> [To be done]:
Find how many lines hold the word "основания" and give that number only.

> [Material for this exercise]:

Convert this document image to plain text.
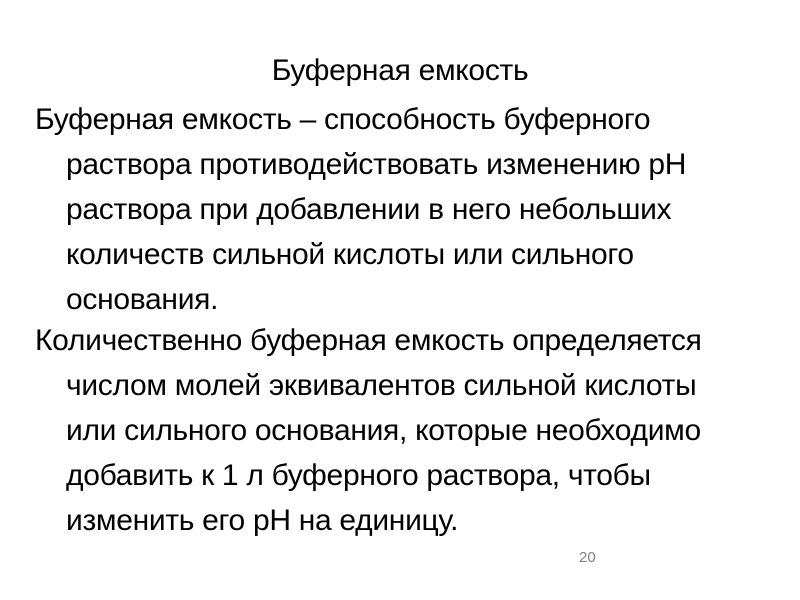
Буферная емкость
Буферная емкость – способность буферного
раствора противодействовать изменению рН
раствора при добавлении в него небольших
количеств сильной кислоты или сильного
основания.
Количественно буферная емкость определяется
числом молей эквивалентов сильной кислоты
или сильного основания, которые необходимо
добавить к 1 л буферного раствора, чтобы
изменить его рН на единицу.
20
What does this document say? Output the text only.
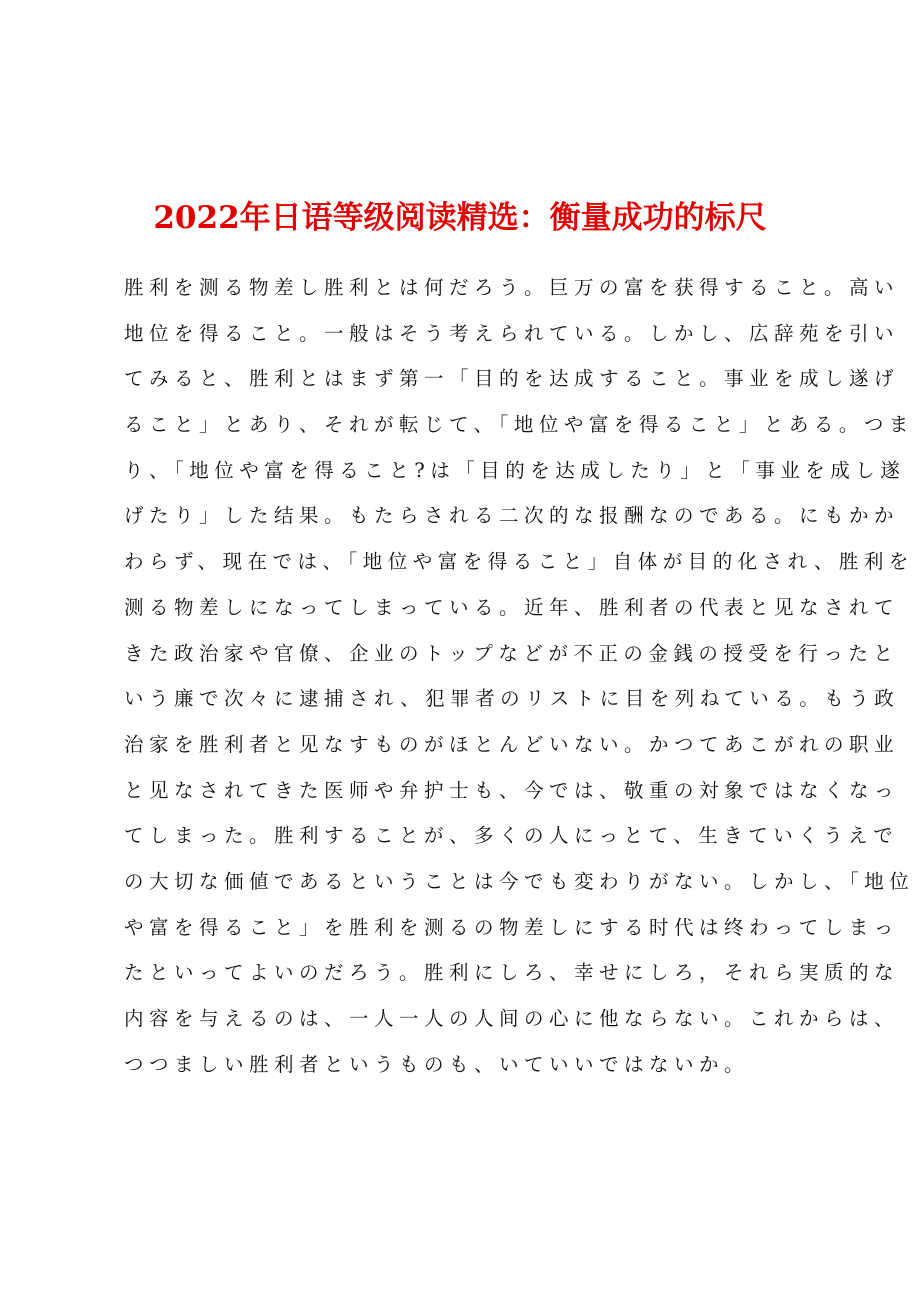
2022年日语等级阅读精选：衡量成功的标尺
胜利を测る物差し胜利とは何だろう。巨万の富を获得すること。高い
地位を得ること。一般はそう考えられている。しかし、広辞苑を引い
てみると、胜利とはまず第一「目的を达成すること。事业を成し遂げ
ること」とあり、それが転じて、「地位や富を得ること」とある。つま
り、「地位や富を得ること?は「目的を达成したり」と「事业を成し遂
げたり」した结果。もたらされる二次的な报酬なのである。にもかか
わらず、现在では、「地位や富を得ること」自体が目的化され、胜利を
测る物差しになってしまっている。近年、胜利者の代表と见なされて
きた政治家や官僚、企业のトップなどが不正の金銭の授受を行ったと
いう廉で次々に逮捕され、犯罪者のリストに目を列ねている。もう政
治家を胜利者と见なすものがほとんどいない。かつてあこがれの职业
と见なされてきた医师や弁护士も、今では、敬重の対象ではなくなっ
てしまった。胜利することが、多くの人にっとて、生きていくうえで
の大切な価値であるということは今でも変わりがない。しかし、「地位
や富を得ること」を胜利を测るの物差しにする时代は终わってしまっ
たといってよいのだろう。胜利にしろ、幸せにしろ，それら実质的な
内容を与えるのは、一人一人の人间の心に他ならない。これからは、
つつましい胜利者というものも、いていいではないか。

> [Response for this exercise]:
2